▶ **Objective**:
Find out how many lines of the material contain the string "this" and give only that figure.

▶ **Data excerpts**:
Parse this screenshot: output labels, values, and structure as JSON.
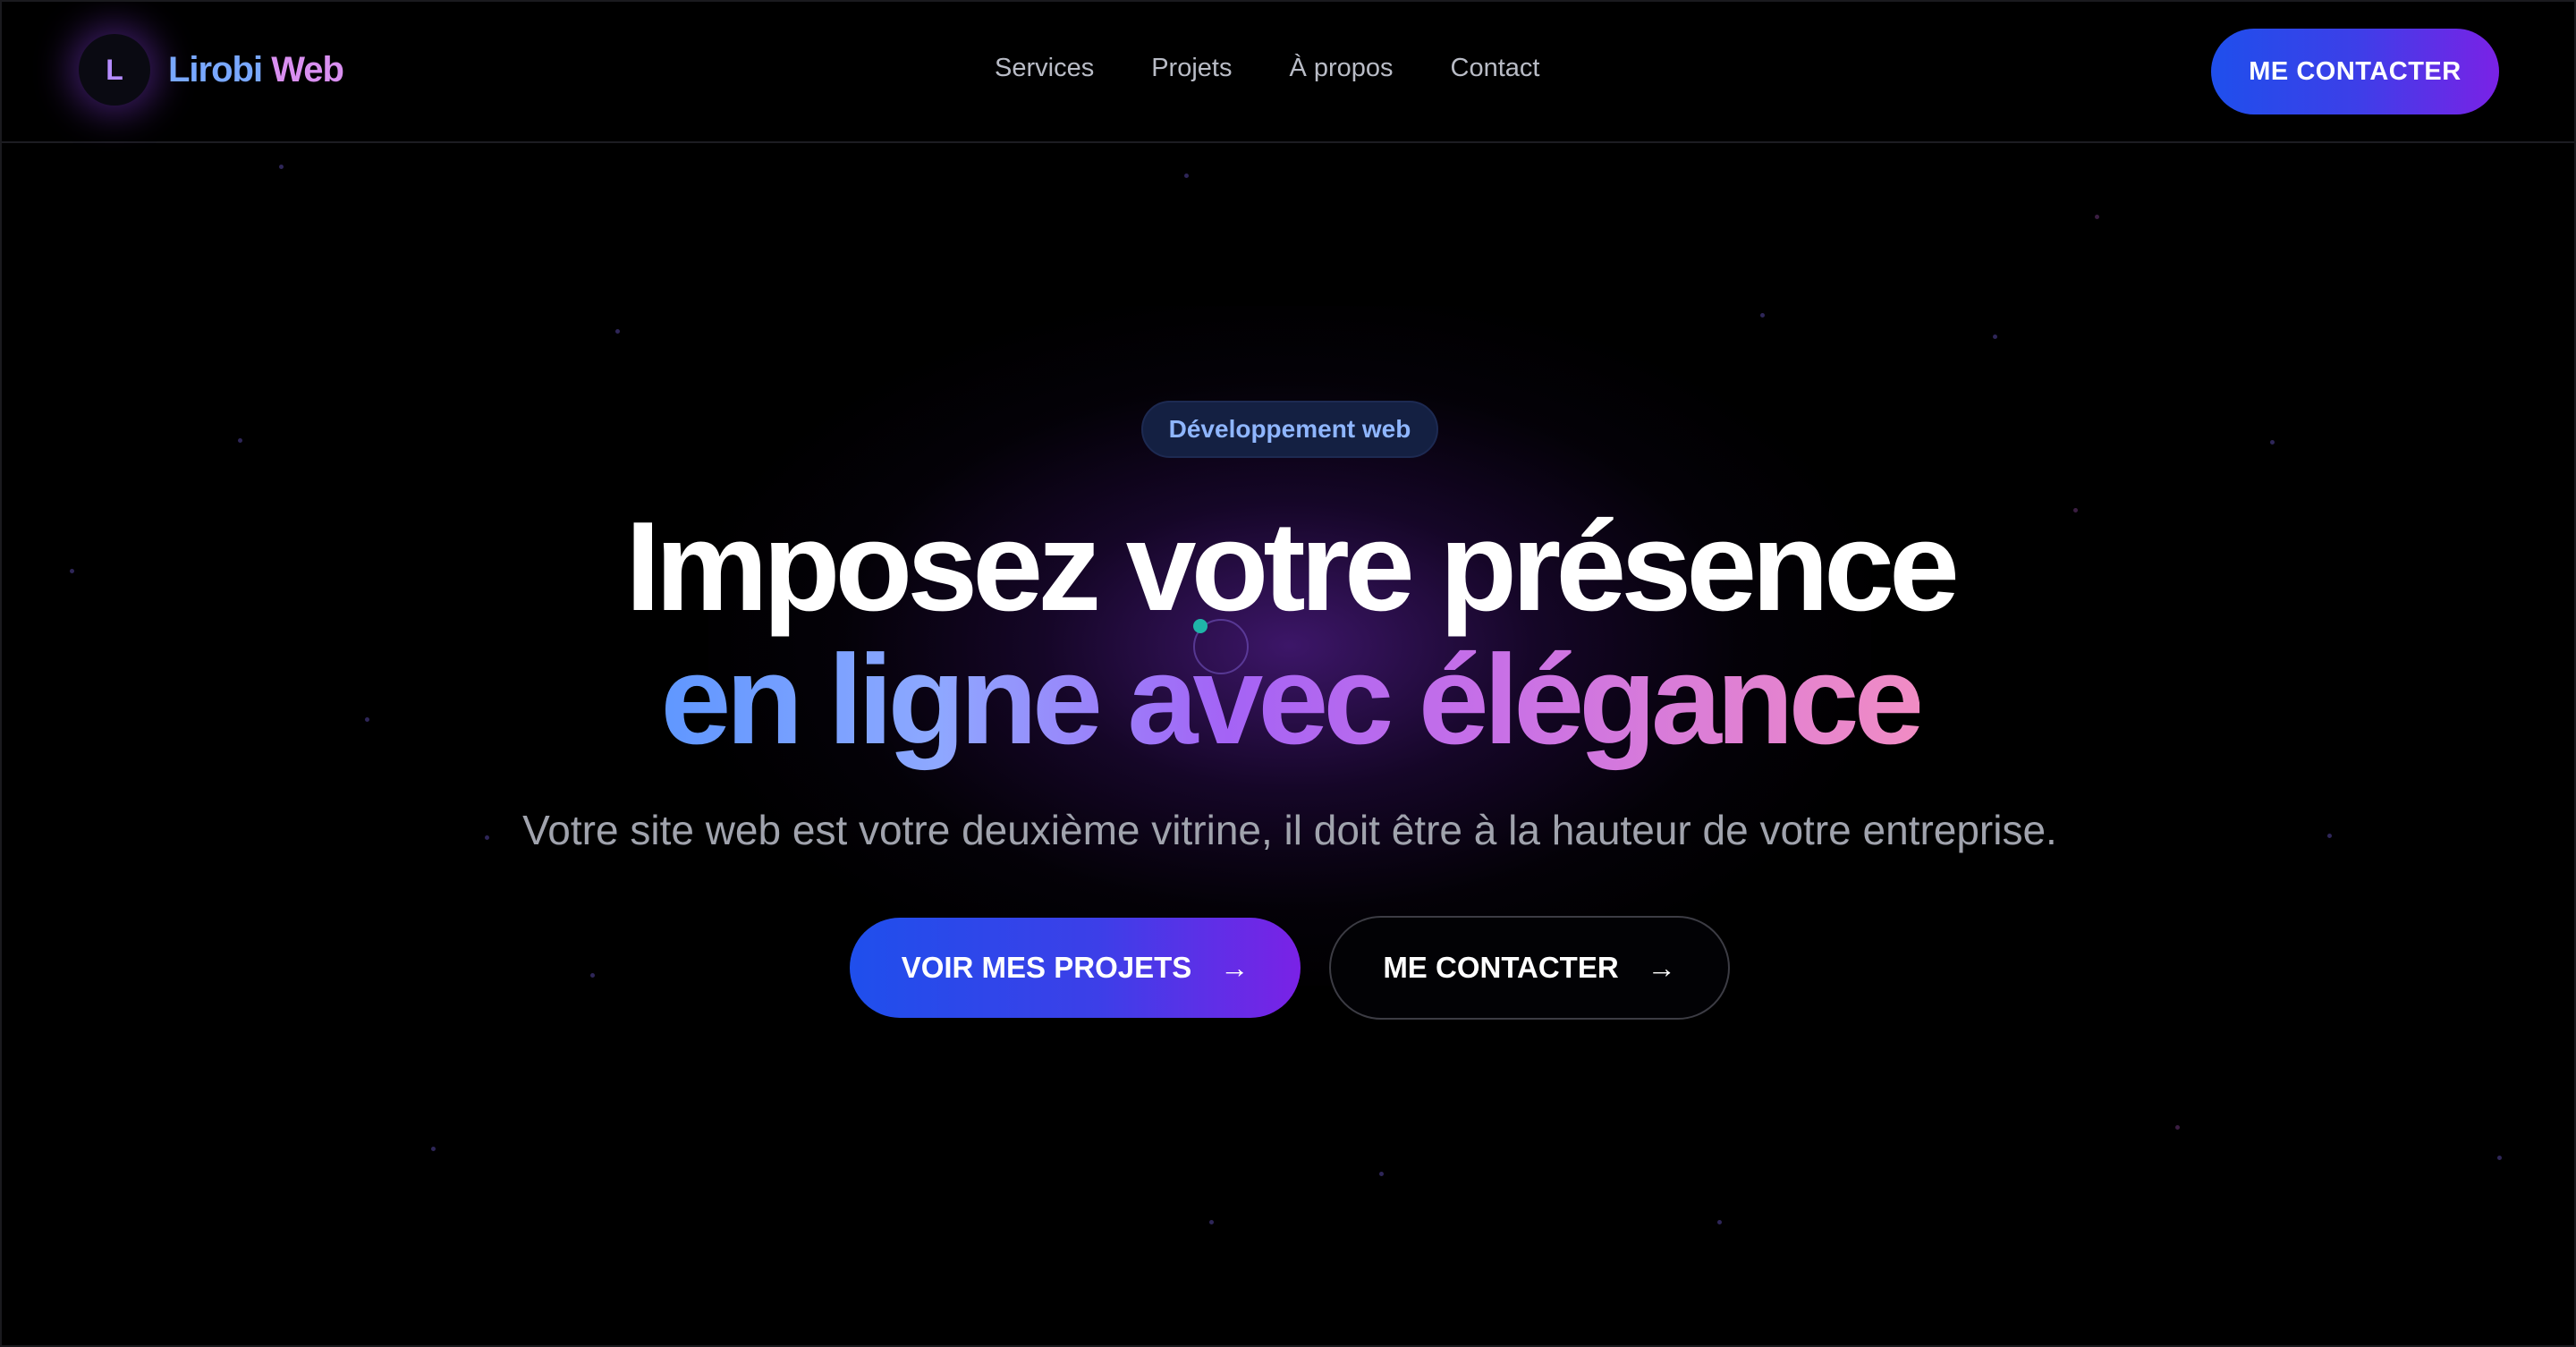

---

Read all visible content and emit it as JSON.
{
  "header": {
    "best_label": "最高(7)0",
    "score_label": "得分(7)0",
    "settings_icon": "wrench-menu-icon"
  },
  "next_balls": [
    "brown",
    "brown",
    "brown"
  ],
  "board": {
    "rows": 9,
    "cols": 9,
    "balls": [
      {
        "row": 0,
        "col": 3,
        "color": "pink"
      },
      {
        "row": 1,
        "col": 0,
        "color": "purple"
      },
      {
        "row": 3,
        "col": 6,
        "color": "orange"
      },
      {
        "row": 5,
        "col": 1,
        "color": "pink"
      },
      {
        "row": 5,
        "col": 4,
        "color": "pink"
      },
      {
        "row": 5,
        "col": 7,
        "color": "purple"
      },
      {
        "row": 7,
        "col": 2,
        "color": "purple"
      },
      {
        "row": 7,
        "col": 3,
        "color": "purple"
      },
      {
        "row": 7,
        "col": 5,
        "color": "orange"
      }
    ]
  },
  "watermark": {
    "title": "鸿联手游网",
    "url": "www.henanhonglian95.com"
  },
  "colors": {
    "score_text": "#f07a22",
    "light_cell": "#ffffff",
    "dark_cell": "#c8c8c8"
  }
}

---

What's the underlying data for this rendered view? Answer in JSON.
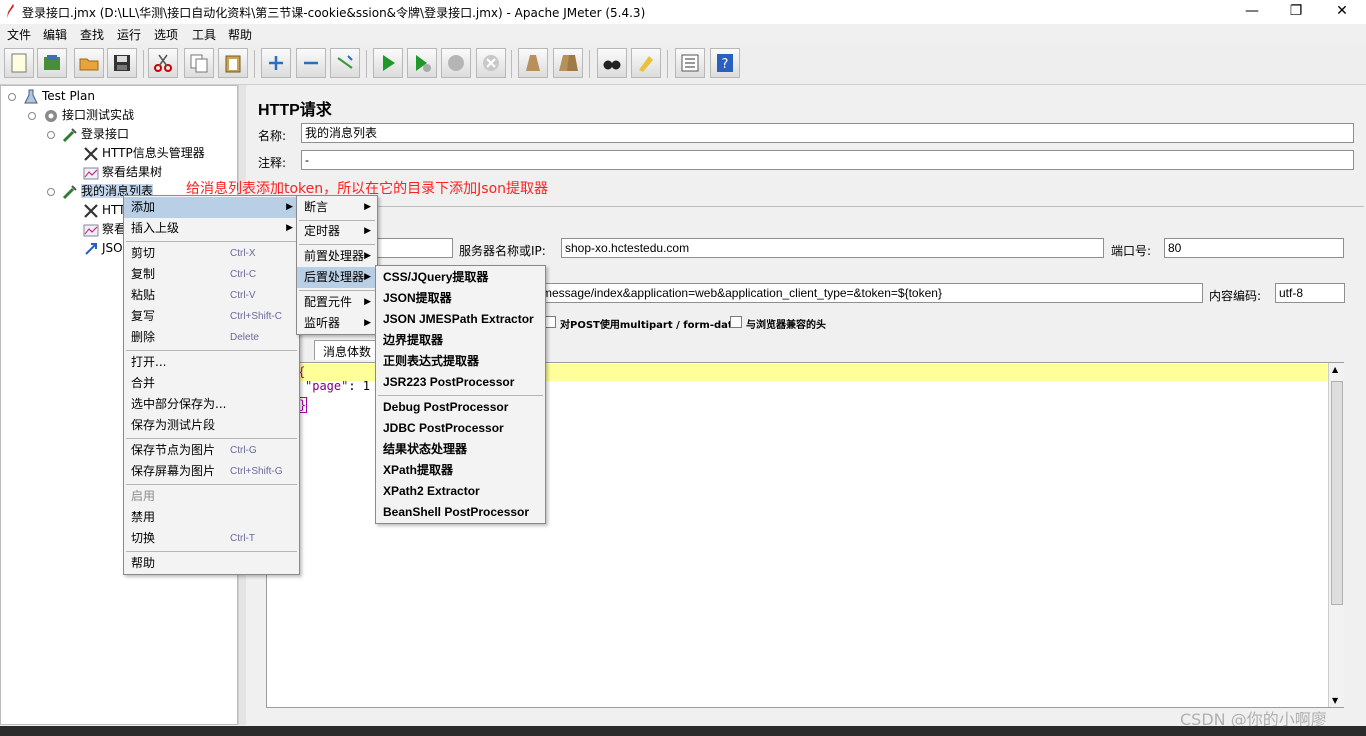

▶ **The response**:
2